━━━━━ RECORDS FOR THIS TASK
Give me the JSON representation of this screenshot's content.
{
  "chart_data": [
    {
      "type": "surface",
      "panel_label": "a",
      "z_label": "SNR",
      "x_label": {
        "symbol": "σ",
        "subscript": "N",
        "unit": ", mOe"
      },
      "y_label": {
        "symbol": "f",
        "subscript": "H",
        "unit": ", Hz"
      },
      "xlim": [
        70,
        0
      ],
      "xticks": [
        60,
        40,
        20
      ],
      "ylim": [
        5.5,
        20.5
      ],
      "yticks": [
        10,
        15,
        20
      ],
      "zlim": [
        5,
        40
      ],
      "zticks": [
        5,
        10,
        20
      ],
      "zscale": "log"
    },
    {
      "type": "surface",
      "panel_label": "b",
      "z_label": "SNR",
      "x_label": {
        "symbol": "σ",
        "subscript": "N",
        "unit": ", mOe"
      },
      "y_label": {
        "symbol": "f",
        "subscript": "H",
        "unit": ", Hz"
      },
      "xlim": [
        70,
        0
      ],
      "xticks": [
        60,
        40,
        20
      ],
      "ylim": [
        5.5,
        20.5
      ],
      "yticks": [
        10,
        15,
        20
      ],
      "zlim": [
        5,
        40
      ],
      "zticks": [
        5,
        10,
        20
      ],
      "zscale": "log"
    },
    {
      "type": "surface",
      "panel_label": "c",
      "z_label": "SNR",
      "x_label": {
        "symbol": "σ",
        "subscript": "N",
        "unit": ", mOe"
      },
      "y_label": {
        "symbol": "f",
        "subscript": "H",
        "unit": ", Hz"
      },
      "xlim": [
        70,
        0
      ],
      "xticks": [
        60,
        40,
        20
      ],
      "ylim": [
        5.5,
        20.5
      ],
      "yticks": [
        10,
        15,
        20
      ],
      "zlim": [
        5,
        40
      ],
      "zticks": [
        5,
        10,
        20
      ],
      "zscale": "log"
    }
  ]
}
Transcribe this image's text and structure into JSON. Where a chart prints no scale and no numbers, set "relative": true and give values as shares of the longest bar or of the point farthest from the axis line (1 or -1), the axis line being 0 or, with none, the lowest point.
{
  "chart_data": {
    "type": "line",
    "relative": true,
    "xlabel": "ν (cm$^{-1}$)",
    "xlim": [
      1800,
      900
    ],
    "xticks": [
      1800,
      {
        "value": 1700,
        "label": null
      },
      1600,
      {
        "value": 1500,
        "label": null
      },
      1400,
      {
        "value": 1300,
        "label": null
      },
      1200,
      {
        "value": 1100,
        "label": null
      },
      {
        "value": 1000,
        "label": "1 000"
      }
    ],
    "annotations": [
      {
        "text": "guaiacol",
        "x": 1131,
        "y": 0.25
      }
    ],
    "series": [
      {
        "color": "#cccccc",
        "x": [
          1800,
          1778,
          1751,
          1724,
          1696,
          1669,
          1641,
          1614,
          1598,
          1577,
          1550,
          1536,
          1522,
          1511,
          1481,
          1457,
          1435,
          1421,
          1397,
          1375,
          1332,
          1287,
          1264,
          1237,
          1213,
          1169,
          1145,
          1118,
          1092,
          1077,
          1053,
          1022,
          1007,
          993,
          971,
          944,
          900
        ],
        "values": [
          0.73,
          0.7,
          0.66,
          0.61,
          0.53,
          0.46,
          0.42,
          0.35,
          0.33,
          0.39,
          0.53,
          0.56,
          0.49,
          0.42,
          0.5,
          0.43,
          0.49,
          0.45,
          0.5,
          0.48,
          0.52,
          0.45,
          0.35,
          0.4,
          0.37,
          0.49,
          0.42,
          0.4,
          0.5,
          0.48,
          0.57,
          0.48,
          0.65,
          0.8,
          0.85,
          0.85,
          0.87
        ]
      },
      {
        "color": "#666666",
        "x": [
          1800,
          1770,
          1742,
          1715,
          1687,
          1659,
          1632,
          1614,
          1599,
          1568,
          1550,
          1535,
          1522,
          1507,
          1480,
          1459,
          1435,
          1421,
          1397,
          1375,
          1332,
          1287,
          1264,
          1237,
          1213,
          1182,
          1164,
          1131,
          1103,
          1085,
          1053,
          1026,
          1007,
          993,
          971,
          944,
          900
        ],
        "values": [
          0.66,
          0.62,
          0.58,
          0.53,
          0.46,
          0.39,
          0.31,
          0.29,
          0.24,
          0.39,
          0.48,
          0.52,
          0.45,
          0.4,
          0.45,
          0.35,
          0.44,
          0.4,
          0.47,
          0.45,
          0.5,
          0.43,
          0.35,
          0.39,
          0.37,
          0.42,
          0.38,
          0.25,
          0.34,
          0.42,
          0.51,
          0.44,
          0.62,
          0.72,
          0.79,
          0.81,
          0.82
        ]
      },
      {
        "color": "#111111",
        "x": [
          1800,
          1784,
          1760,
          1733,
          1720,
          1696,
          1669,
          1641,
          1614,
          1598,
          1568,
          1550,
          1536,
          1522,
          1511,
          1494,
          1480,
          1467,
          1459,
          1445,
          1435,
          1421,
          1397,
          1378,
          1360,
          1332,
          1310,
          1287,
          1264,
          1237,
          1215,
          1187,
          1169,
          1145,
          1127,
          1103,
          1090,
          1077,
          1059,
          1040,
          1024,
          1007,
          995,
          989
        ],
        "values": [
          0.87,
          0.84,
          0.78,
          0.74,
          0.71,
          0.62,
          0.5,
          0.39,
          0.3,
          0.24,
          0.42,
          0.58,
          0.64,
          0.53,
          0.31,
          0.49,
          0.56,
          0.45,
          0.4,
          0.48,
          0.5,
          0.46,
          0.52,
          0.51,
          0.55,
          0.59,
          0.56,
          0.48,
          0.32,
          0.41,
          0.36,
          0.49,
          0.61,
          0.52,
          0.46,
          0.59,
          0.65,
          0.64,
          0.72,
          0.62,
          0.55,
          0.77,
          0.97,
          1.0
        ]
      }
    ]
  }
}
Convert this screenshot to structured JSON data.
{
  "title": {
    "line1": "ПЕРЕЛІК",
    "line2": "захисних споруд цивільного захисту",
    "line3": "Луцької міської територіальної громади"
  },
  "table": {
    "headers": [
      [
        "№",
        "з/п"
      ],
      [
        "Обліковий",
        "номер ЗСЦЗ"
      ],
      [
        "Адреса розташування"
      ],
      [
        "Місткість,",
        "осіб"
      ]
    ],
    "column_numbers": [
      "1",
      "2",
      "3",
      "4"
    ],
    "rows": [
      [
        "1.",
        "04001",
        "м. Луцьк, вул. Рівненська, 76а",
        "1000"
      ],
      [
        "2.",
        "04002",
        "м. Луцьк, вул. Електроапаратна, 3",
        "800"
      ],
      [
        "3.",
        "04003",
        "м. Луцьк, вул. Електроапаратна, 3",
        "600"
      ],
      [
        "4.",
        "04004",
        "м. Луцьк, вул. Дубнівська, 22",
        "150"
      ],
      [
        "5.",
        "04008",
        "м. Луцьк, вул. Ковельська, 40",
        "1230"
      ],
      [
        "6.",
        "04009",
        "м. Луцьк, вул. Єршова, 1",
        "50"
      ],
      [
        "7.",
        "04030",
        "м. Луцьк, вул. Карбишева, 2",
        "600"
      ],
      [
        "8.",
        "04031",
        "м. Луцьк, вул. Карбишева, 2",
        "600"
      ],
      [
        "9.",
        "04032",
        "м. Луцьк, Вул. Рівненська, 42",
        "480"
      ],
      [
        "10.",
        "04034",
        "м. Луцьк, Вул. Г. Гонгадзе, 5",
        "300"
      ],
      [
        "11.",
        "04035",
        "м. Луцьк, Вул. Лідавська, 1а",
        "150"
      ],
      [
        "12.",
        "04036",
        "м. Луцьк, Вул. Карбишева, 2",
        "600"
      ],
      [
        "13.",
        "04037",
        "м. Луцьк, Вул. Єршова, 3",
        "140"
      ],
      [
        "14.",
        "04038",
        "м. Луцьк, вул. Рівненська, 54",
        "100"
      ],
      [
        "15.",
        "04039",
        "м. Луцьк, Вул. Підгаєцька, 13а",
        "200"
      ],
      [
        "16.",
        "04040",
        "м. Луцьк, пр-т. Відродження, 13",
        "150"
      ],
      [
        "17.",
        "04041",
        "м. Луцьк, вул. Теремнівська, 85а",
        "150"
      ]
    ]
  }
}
━━━━━━━━━━
[YOUR OBJECTIVE]: Provide only the count of lines in the data above that include the string "color".

[REPLY]: 3